ENTRIES SHOWN:

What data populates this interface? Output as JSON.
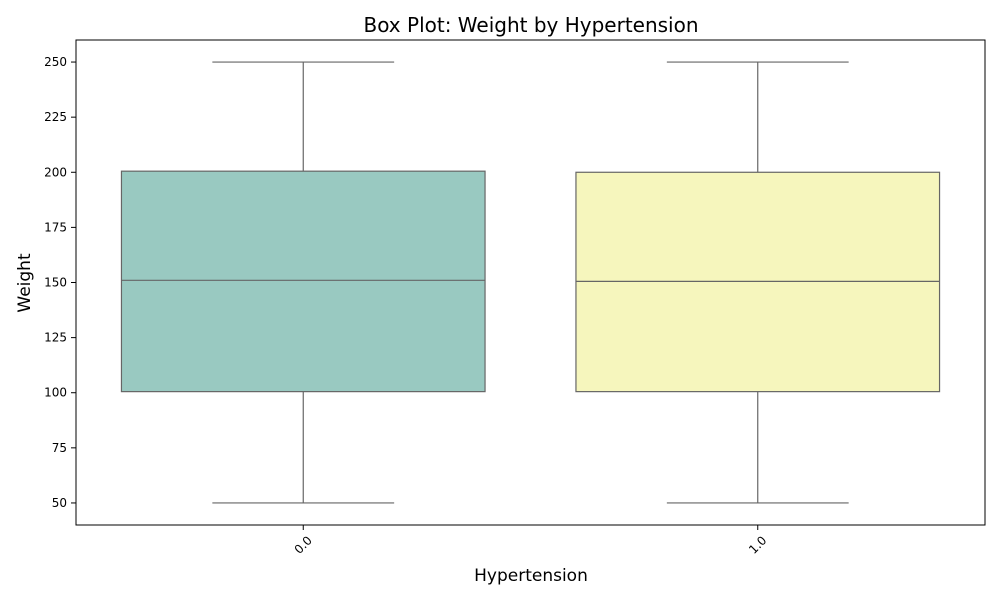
{
  "chart_data": {
    "type": "box",
    "title": "Box Plot: Weight by Hypertension",
    "xlabel": "Hypertension",
    "ylabel": "Weight",
    "ylim": [
      40,
      260
    ],
    "yticks": [
      50,
      75,
      100,
      125,
      150,
      175,
      200,
      225,
      250
    ],
    "grid": false,
    "categories": [
      "0.0",
      "1.0"
    ],
    "boxes": [
      {
        "category": "0.0",
        "min": 50,
        "q1": 100.5,
        "median": 151,
        "q3": 200.5,
        "max": 250,
        "color": "#99c9c1"
      },
      {
        "category": "1.0",
        "min": 50,
        "q1": 100.5,
        "median": 150.5,
        "q3": 200,
        "max": 250,
        "color": "#f6f6bd"
      }
    ],
    "line_color": "#666666"
  }
}
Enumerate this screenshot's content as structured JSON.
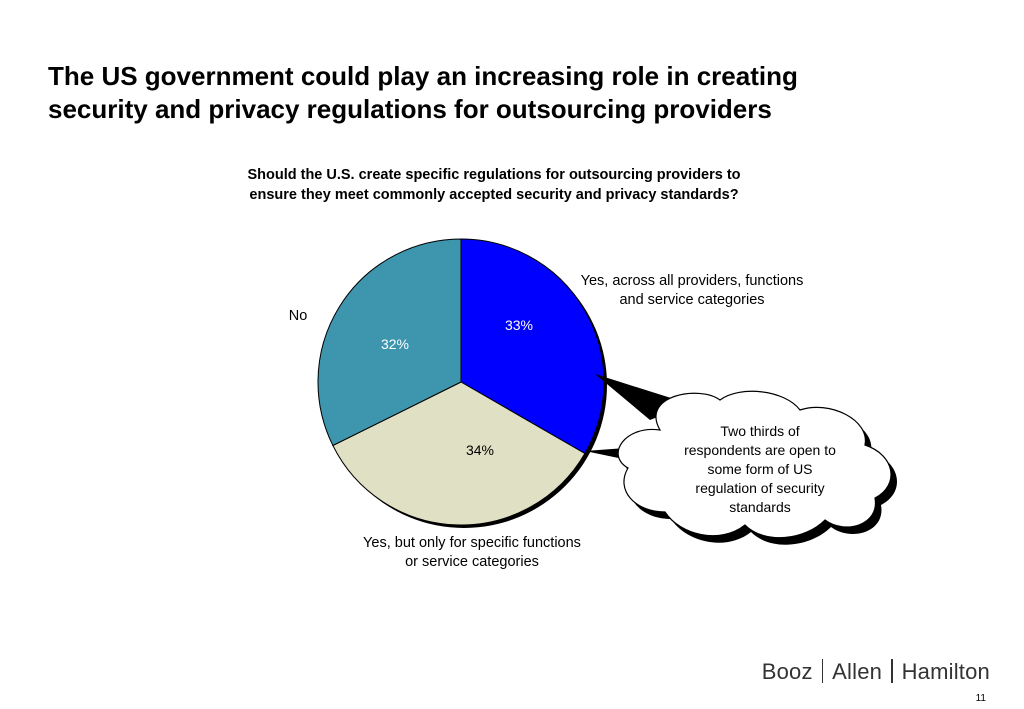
{
  "slide": {
    "title": "The US government could play an increasing role in creating\nsecurity and privacy regulations for outsourcing providers",
    "page_number": "11"
  },
  "logo": {
    "parts": [
      "Booz",
      "Allen",
      "Hamilton"
    ]
  },
  "callout": {
    "text_lines": [
      "Two thirds of",
      "respondents are open to",
      "some form of US",
      "regulation of security",
      "standards"
    ]
  },
  "chart_data": {
    "type": "pie",
    "title": "Should the U.S. create specific regulations for outsourcing providers to\nensure they meet commonly accepted security and privacy standards?",
    "slices": [
      {
        "label": "Yes, across all providers, functions and service categories",
        "label_lines": [
          "Yes, across all providers, functions",
          "and service categories"
        ],
        "value": 33,
        "display": "33%",
        "color": "#0000FF",
        "pct_color": "#FFFFFF"
      },
      {
        "label": "Yes, but only for specific functions or service categories",
        "label_lines": [
          "Yes, but only for specific functions",
          "or service categories"
        ],
        "value": 34,
        "display": "34%",
        "color": "#E0E0C4",
        "pct_color": "#000000"
      },
      {
        "label": "No",
        "label_lines": [
          "No"
        ],
        "value": 32,
        "display": "32%",
        "color": "#3D95AE",
        "pct_color": "#FFFFFF"
      }
    ]
  }
}
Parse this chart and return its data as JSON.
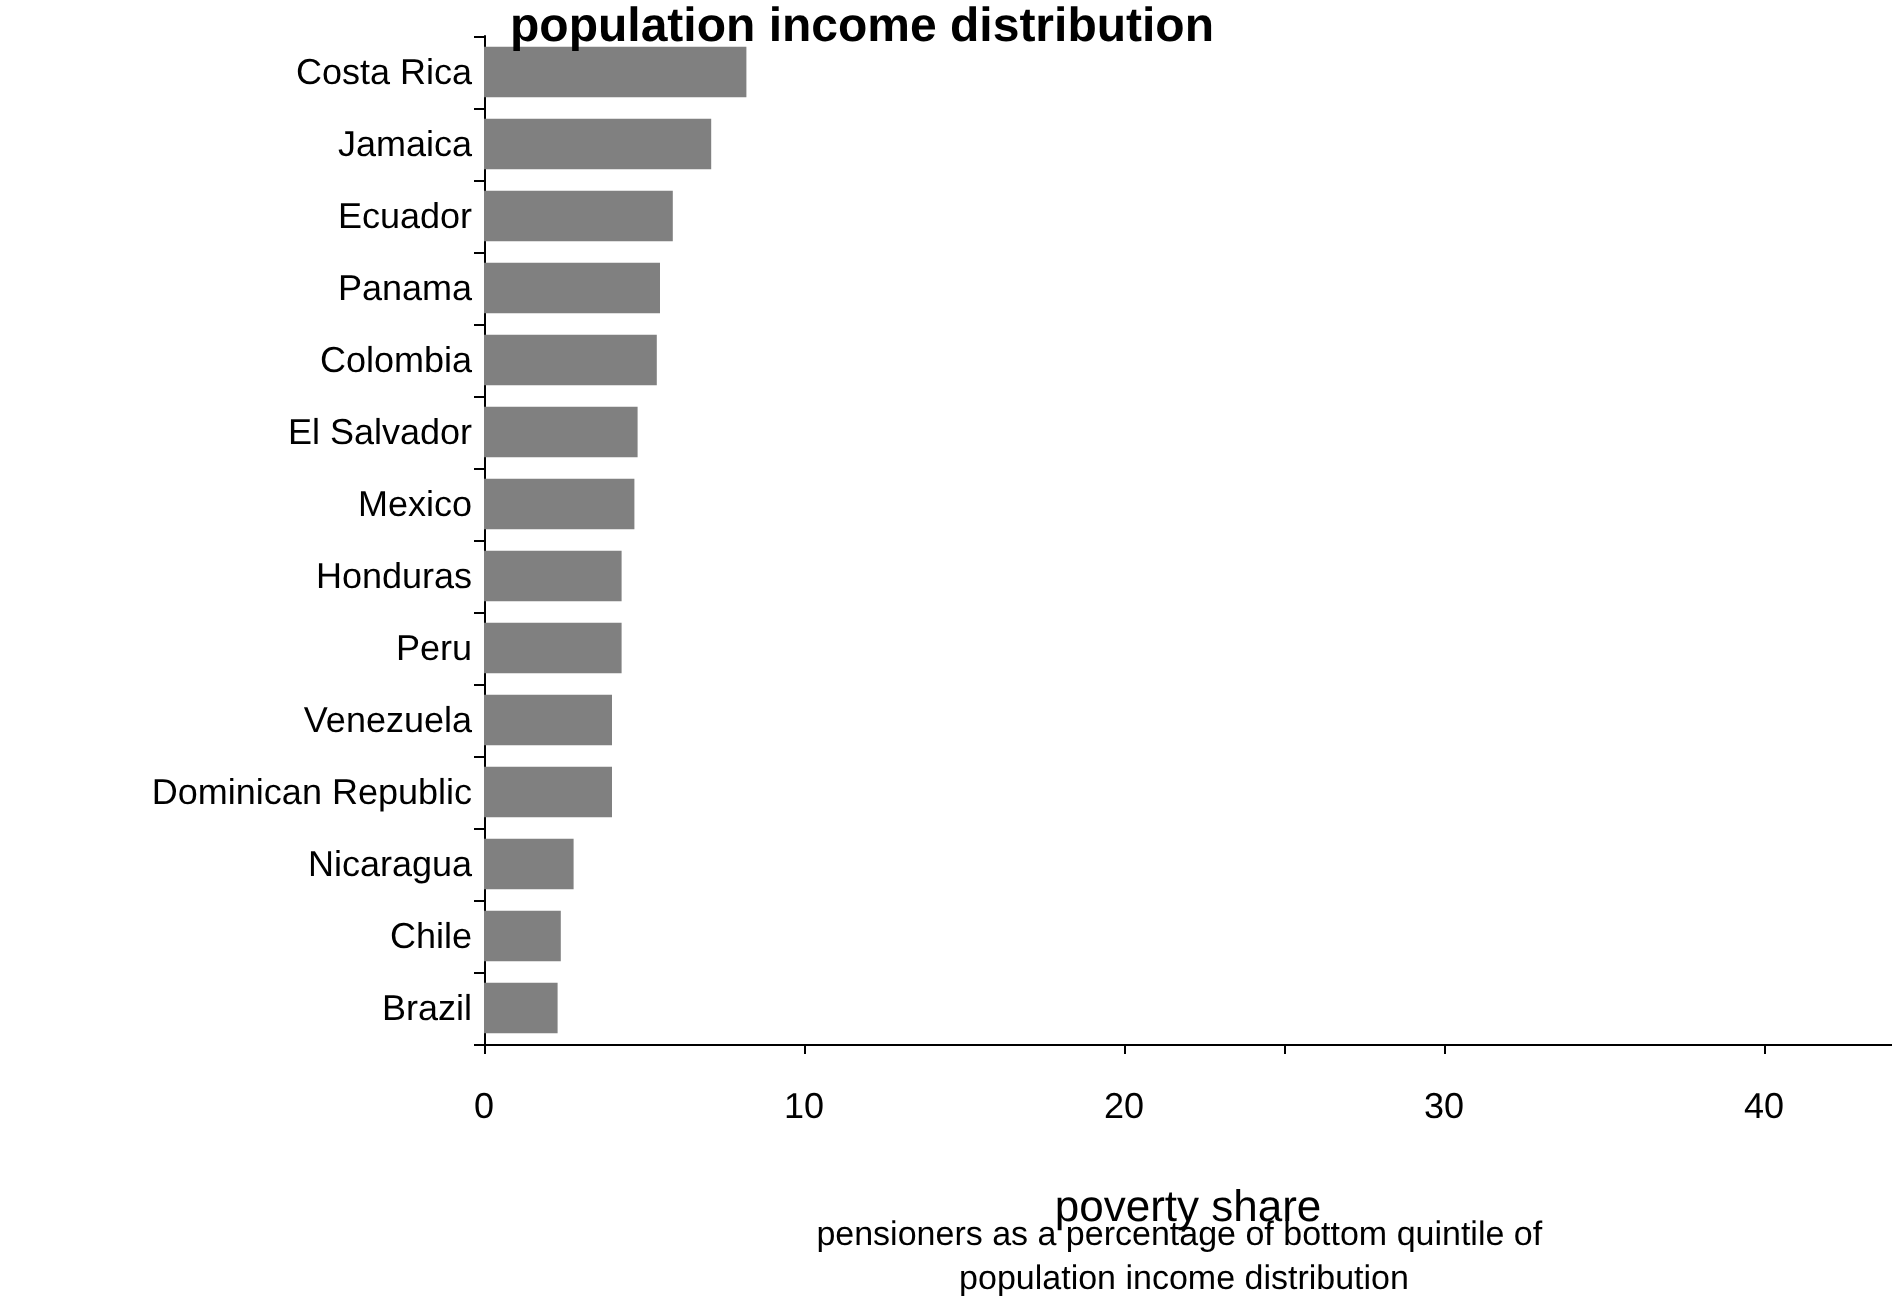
{
  "chart_data": {
    "type": "bar",
    "orientation": "horizontal",
    "title": "population income distribution",
    "xlabel": "poverty share",
    "annotations": [
      "pensioners as a percentage of bottom quintile of population income distribution"
    ],
    "categories": [
      "Costa Rica",
      "Jamaica",
      "Ecuador",
      "Panama",
      "Colombia",
      "El Salvador",
      "Mexico",
      "Honduras",
      "Peru",
      "Venezuela",
      "Dominican Republic",
      "Nicaragua",
      "Chile",
      "Brazil"
    ],
    "values": [
      8.2,
      7.1,
      5.9,
      5.5,
      5.4,
      4.8,
      4.7,
      4.3,
      4.3,
      4.0,
      4.0,
      2.8,
      2.4,
      2.3
    ],
    "color": "#808080",
    "xlim": [
      0,
      44
    ],
    "xticks": [
      0,
      10,
      20,
      {
        "value": 25,
        "label": null
      },
      30,
      40
    ],
    "grid": false
  }
}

WHAT YOU WILL DO: Search the data above for lines holding "service" and copy each of them.

REPLY:
        "label": "Yes, across all providers, functions and service categories",
          "and service categories"
        "label": "Yes, but only for specific functions or service categories",
          "or service categories"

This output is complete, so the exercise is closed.